§ **What you should do**: Reproduce the listing below without any change.

§ **Material supplied**:
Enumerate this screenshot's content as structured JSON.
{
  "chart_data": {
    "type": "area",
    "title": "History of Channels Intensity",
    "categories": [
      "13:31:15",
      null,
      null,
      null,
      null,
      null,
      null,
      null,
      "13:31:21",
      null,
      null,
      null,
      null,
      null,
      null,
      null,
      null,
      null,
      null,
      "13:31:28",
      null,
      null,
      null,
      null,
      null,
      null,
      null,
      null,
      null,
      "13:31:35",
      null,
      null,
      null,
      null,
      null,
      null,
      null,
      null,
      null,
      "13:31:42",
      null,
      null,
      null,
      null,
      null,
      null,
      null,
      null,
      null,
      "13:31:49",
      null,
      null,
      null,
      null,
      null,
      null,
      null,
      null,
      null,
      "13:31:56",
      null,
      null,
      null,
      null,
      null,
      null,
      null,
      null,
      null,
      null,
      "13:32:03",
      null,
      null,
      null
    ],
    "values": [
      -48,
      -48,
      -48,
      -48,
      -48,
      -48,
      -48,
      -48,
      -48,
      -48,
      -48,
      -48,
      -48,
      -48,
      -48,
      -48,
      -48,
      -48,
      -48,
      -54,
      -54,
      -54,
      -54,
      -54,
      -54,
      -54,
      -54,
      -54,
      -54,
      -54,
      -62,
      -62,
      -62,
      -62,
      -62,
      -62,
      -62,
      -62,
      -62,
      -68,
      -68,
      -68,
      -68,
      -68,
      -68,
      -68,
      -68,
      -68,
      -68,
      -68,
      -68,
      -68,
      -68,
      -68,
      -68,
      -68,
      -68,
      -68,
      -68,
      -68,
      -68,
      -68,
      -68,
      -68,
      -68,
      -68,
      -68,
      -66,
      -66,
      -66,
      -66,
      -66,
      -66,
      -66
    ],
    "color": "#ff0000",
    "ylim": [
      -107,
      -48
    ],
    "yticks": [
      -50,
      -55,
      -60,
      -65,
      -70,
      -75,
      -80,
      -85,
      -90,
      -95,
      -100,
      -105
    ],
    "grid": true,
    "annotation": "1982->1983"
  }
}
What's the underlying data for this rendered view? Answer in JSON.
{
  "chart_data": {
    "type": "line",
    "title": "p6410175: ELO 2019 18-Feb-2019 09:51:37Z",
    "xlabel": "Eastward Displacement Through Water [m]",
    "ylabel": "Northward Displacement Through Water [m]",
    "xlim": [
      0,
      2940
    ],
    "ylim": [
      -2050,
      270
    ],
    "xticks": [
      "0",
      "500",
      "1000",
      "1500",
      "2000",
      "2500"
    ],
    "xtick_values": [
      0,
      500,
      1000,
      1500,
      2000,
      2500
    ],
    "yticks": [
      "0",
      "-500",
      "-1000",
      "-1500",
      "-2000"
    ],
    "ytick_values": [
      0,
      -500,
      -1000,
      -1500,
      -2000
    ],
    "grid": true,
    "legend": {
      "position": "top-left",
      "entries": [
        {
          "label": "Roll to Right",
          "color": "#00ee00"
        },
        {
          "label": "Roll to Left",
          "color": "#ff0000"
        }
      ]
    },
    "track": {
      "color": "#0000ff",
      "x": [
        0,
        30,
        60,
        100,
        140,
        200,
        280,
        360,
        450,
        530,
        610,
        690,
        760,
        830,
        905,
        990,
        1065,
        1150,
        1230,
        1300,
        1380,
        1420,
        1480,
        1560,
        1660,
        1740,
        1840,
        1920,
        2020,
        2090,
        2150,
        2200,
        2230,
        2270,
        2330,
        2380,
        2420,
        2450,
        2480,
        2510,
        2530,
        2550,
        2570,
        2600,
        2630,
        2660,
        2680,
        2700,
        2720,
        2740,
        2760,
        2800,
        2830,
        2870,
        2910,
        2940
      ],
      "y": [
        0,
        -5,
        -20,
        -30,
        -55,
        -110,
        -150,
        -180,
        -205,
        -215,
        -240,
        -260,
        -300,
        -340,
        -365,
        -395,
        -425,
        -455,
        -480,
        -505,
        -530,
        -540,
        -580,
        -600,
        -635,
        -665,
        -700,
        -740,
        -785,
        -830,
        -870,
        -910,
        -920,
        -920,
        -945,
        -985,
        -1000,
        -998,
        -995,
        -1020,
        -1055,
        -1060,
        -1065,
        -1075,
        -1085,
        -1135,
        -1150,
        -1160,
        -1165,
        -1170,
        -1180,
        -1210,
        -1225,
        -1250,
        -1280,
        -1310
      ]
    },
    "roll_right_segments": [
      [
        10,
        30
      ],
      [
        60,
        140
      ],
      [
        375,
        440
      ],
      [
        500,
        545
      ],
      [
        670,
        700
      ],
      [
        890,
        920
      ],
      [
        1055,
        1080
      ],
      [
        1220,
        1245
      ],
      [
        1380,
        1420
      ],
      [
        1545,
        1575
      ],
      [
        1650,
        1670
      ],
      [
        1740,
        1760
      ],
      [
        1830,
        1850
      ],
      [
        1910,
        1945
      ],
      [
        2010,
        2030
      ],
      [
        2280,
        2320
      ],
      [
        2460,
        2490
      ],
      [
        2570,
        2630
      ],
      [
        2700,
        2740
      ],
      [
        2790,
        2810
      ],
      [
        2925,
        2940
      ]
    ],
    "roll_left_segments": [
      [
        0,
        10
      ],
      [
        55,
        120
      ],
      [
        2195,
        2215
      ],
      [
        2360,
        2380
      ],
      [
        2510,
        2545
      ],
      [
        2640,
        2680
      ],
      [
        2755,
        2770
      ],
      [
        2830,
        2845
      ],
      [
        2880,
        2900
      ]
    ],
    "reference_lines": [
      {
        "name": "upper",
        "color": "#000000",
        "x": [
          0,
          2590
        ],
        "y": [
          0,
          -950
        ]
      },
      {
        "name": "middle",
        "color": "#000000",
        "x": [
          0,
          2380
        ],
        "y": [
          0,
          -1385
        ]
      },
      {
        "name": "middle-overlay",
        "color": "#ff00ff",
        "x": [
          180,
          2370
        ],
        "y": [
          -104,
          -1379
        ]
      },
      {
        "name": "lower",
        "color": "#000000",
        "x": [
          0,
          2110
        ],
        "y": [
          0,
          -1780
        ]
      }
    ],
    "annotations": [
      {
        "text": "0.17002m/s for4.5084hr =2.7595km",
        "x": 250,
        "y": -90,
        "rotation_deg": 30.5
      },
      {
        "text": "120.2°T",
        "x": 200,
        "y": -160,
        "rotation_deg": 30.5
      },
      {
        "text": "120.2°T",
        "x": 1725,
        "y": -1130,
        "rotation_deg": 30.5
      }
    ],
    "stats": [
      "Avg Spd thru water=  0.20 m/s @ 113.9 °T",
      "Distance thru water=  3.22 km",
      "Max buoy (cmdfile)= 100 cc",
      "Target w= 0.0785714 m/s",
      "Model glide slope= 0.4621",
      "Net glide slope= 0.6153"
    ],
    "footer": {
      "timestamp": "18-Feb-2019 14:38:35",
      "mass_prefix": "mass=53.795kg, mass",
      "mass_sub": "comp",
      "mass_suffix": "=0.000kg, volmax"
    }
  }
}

§ **Exercise output**:
Enumerate this screenshot's content as structured JSON.
{
  "chart_data": {
    "type": "area",
    "title": "History of Channels Intensity",
    "categories": [
      "13:31:15",
      null,
      null,
      null,
      null,
      null,
      null,
      null,
      "13:31:21",
      null,
      null,
      null,
      null,
      null,
      null,
      null,
      null,
      null,
      null,
      "13:31:28",
      null,
      null,
      null,
      null,
      null,
      null,
      null,
      null,
      null,
      "13:31:35",
      null,
      null,
      null,
      null,
      null,
      null,
      null,
      null,
      null,
      "13:31:42",
      null,
      null,
      null,
      null,
      null,
      null,
      null,
      null,
      null,
      "13:31:49",
      null,
      null,
      null,
      null,
      null,
      null,
      null,
      null,
      null,
      "13:31:56",
      null,
      null,
      null,
      null,
      null,
      null,
      null,
      null,
      null,
      null,
      "13:32:03",
      null,
      null,
      null
    ],
    "values": [
      -48,
      -48,
      -48,
      -48,
      -48,
      -48,
      -48,
      -48,
      -48,
      -48,
      -48,
      -48,
      -48,
      -48,
      -48,
      -48,
      -48,
      -48,
      -48,
      -54,
      -54,
      -54,
      -54,
      -54,
      -54,
      -54,
      -54,
      -54,
      -54,
      -54,
      -62,
      -62,
      -62,
      -62,
      -62,
      -62,
      -62,
      -62,
      -62,
      -68,
      -68,
      -68,
      -68,
      -68,
      -68,
      -68,
      -68,
      -68,
      -68,
      -68,
      -68,
      -68,
      -68,
      -68,
      -68,
      -68,
      -68,
      -68,
      -68,
      -68,
      -68,
      -68,
      -68,
      -68,
      -68,
      -68,
      -68,
      -66,
      -66,
      -66,
      -66,
      -66,
      -66,
      -66
    ],
    "color": "#ff0000",
    "ylim": [
      -107,
      -48
    ],
    "yticks": [
      -50,
      -55,
      -60,
      -65,
      -70,
      -75,
      -80,
      -85,
      -90,
      -95,
      -100,
      -105
    ],
    "grid": true,
    "annotation": "1982->1983"
  }
}
What's the underlying data for this rendered view? Answer in JSON.
{
  "chart_data": {
    "type": "line",
    "title": "p6410175: ELO 2019 18-Feb-2019 09:51:37Z",
    "xlabel": "Eastward Displacement Through Water [m]",
    "ylabel": "Northward Displacement Through Water [m]",
    "xlim": [
      0,
      2940
    ],
    "ylim": [
      -2050,
      270
    ],
    "xticks": [
      "0",
      "500",
      "1000",
      "1500",
      "2000",
      "2500"
    ],
    "xtick_values": [
      0,
      500,
      1000,
      1500,
      2000,
      2500
    ],
    "yticks": [
      "0",
      "-500",
      "-1000",
      "-1500",
      "-2000"
    ],
    "ytick_values": [
      0,
      -500,
      -1000,
      -1500,
      -2000
    ],
    "grid": true,
    "legend": {
      "position": "top-left",
      "entries": [
        {
          "label": "Roll to Right",
          "color": "#00ee00"
        },
        {
          "label": "Roll to Left",
          "color": "#ff0000"
        }
      ]
    },
    "track": {
      "color": "#0000ff",
      "x": [
        0,
        30,
        60,
        100,
        140,
        200,
        280,
        360,
        450,
        530,
        610,
        690,
        760,
        830,
        905,
        990,
        1065,
        1150,
        1230,
        1300,
        1380,
        1420,
        1480,
        1560,
        1660,
        1740,
        1840,
        1920,
        2020,
        2090,
        2150,
        2200,
        2230,
        2270,
        2330,
        2380,
        2420,
        2450,
        2480,
        2510,
        2530,
        2550,
        2570,
        2600,
        2630,
        2660,
        2680,
        2700,
        2720,
        2740,
        2760,
        2800,
        2830,
        2870,
        2910,
        2940
      ],
      "y": [
        0,
        -5,
        -20,
        -30,
        -55,
        -110,
        -150,
        -180,
        -205,
        -215,
        -240,
        -260,
        -300,
        -340,
        -365,
        -395,
        -425,
        -455,
        -480,
        -505,
        -530,
        -540,
        -580,
        -600,
        -635,
        -665,
        -700,
        -740,
        -785,
        -830,
        -870,
        -910,
        -920,
        -920,
        -945,
        -985,
        -1000,
        -998,
        -995,
        -1020,
        -1055,
        -1060,
        -1065,
        -1075,
        -1085,
        -1135,
        -1150,
        -1160,
        -1165,
        -1170,
        -1180,
        -1210,
        -1225,
        -1250,
        -1280,
        -1310
      ]
    },
    "roll_right_segments": [
      [
        10,
        30
      ],
      [
        60,
        140
      ],
      [
        375,
        440
      ],
      [
        500,
        545
      ],
      [
        670,
        700
      ],
      [
        890,
        920
      ],
      [
        1055,
        1080
      ],
      [
        1220,
        1245
      ],
      [
        1380,
        1420
      ],
      [
        1545,
        1575
      ],
      [
        1650,
        1670
      ],
      [
        1740,
        1760
      ],
      [
        1830,
        1850
      ],
      [
        1910,
        1945
      ],
      [
        2010,
        2030
      ],
      [
        2280,
        2320
      ],
      [
        2460,
        2490
      ],
      [
        2570,
        2630
      ],
      [
        2700,
        2740
      ],
      [
        2790,
        2810
      ],
      [
        2925,
        2940
      ]
    ],
    "roll_left_segments": [
      [
        0,
        10
      ],
      [
        55,
        120
      ],
      [
        2195,
        2215
      ],
      [
        2360,
        2380
      ],
      [
        2510,
        2545
      ],
      [
        2640,
        2680
      ],
      [
        2755,
        2770
      ],
      [
        2830,
        2845
      ],
      [
        2880,
        2900
      ]
    ],
    "reference_lines": [
      {
        "name": "upper",
        "color": "#000000",
        "x": [
          0,
          2590
        ],
        "y": [
          0,
          -950
        ]
      },
      {
        "name": "middle",
        "color": "#000000",
        "x": [
          0,
          2380
        ],
        "y": [
          0,
          -1385
        ]
      },
      {
        "name": "middle-overlay",
        "color": "#ff00ff",
        "x": [
          180,
          2370
        ],
        "y": [
          -104,
          -1379
        ]
      },
      {
        "name": "lower",
        "color": "#000000",
        "x": [
          0,
          2110
        ],
        "y": [
          0,
          -1780
        ]
      }
    ],
    "annotations": [
      {
        "text": "0.17002m/s for4.5084hr =2.7595km",
        "x": 250,
        "y": -90,
        "rotation_deg": 30.5
      },
      {
        "text": "120.2°T",
        "x": 200,
        "y": -160,
        "rotation_deg": 30.5
      },
      {
        "text": "120.2°T",
        "x": 1725,
        "y": -1130,
        "rotation_deg": 30.5
      }
    ],
    "stats": [
      "Avg Spd thru water=  0.20 m/s @ 113.9 °T",
      "Distance thru water=  3.22 km",
      "Max buoy (cmdfile)= 100 cc",
      "Target w= 0.0785714 m/s",
      "Model glide slope= 0.4621",
      "Net glide slope= 0.6153"
    ],
    "footer": {
      "timestamp": "18-Feb-2019 14:38:35",
      "mass_prefix": "mass=53.795kg, mass",
      "mass_sub": "comp",
      "mass_suffix": "=0.000kg, volmax"
    }
  }
}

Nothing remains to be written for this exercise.